**Work to be completed**
Scan the records for the string "screenshot"; copy each line where it occurs.

**Exercise inputs**
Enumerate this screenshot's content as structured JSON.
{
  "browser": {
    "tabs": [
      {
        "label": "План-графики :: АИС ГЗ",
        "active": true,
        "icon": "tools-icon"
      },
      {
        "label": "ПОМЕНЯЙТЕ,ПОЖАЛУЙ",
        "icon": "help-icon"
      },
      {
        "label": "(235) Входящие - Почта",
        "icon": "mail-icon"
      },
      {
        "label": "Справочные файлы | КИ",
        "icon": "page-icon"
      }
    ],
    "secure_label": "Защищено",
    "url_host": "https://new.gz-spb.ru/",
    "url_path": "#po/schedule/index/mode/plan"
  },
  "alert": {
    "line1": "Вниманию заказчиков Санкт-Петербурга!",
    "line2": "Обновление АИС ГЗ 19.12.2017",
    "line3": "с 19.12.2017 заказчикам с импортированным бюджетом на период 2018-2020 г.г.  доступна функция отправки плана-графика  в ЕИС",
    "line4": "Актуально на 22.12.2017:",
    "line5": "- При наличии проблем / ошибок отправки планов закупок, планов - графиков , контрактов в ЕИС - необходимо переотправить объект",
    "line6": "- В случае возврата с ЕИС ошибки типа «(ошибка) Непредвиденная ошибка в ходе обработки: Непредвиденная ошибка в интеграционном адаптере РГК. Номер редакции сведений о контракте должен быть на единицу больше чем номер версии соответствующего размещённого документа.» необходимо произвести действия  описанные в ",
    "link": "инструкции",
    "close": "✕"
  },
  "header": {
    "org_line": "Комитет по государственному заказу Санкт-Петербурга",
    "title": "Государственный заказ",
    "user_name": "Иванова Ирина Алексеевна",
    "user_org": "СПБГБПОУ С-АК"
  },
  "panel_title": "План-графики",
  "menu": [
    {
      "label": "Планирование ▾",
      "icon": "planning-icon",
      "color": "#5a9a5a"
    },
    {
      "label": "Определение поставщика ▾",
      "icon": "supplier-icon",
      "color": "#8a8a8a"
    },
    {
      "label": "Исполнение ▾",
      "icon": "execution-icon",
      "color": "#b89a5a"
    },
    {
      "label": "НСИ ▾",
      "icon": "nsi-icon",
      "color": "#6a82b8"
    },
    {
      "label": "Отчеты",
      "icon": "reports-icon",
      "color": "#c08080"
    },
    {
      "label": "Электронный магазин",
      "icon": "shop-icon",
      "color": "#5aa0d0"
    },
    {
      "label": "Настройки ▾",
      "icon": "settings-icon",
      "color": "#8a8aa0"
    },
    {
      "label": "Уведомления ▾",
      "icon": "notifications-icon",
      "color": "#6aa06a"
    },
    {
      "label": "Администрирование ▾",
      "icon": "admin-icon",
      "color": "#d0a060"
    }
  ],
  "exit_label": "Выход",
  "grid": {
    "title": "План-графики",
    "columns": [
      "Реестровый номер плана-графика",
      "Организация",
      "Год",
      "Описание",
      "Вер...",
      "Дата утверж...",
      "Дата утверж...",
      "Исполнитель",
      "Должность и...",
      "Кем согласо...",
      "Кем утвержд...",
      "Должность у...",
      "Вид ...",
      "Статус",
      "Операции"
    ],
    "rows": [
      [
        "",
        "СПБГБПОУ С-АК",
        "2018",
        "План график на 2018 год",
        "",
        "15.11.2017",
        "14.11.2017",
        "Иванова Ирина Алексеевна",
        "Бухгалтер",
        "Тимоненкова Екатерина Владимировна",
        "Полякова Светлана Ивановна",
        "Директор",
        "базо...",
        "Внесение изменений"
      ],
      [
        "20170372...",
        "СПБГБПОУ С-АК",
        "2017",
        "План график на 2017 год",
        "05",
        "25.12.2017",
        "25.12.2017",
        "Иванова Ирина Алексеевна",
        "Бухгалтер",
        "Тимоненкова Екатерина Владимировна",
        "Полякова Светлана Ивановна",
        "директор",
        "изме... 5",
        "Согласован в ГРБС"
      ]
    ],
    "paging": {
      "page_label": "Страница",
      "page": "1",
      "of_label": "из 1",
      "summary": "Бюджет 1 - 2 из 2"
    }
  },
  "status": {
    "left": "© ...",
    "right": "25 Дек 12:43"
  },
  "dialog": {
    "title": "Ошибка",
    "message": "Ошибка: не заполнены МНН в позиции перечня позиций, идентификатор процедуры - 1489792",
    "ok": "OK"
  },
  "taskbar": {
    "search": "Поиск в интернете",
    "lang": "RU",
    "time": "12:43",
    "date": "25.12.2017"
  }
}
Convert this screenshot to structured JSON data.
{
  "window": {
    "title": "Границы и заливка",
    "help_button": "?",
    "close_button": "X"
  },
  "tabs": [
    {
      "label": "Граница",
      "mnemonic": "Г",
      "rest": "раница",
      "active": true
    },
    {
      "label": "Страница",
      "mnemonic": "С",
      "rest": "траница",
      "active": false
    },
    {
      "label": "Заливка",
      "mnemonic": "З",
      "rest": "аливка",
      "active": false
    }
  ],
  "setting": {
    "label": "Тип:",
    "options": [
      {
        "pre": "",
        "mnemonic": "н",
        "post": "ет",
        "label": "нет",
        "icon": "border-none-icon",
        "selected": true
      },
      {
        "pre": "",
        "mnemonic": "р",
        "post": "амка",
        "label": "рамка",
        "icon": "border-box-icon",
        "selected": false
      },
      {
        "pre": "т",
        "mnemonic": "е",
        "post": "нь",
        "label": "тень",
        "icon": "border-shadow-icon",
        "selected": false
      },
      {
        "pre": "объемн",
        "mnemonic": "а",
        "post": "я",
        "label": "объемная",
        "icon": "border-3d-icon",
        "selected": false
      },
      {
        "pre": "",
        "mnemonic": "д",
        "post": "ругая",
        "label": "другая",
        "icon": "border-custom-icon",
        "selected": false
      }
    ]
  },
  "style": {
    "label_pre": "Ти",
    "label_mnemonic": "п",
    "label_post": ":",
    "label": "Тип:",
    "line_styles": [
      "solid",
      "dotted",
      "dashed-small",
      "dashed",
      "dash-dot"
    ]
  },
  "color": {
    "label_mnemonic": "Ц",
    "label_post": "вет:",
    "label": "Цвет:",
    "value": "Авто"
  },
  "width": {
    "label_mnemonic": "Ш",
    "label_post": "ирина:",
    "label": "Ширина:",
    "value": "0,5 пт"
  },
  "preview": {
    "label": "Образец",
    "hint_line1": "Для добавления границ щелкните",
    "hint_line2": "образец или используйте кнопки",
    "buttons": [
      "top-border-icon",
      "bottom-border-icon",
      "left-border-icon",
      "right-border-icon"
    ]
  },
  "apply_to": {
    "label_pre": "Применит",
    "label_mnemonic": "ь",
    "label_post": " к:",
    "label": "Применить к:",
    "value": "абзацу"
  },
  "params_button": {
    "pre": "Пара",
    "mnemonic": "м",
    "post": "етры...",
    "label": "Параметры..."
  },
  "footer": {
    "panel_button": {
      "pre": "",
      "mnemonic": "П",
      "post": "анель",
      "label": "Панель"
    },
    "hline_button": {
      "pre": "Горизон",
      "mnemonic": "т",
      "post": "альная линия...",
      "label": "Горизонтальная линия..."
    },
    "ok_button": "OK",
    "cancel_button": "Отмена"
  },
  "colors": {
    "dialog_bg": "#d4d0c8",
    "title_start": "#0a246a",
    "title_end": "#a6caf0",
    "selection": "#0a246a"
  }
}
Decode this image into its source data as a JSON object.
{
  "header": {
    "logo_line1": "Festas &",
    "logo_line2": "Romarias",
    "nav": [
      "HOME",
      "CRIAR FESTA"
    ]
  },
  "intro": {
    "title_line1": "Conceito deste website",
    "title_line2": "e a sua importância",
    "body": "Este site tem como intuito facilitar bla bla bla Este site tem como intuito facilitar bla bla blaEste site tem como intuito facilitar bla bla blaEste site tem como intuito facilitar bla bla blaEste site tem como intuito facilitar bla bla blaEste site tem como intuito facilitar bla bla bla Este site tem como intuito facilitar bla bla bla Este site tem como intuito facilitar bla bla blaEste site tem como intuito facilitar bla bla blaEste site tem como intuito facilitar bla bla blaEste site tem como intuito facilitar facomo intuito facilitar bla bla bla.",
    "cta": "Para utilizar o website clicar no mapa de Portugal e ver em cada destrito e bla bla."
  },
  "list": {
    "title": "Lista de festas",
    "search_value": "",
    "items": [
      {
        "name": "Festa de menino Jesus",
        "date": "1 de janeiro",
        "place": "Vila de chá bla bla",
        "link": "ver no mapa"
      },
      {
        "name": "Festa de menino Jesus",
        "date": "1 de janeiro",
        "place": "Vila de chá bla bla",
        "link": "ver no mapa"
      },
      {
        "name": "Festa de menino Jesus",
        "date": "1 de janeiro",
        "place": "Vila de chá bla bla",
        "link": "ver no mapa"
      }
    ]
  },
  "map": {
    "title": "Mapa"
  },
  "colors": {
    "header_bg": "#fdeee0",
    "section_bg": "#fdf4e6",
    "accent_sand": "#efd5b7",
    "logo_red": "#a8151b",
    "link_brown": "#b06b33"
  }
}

**Answer in full**
Enumerate this screenshot's content as structured JSON.
Convert this screenshot to structured JSON data.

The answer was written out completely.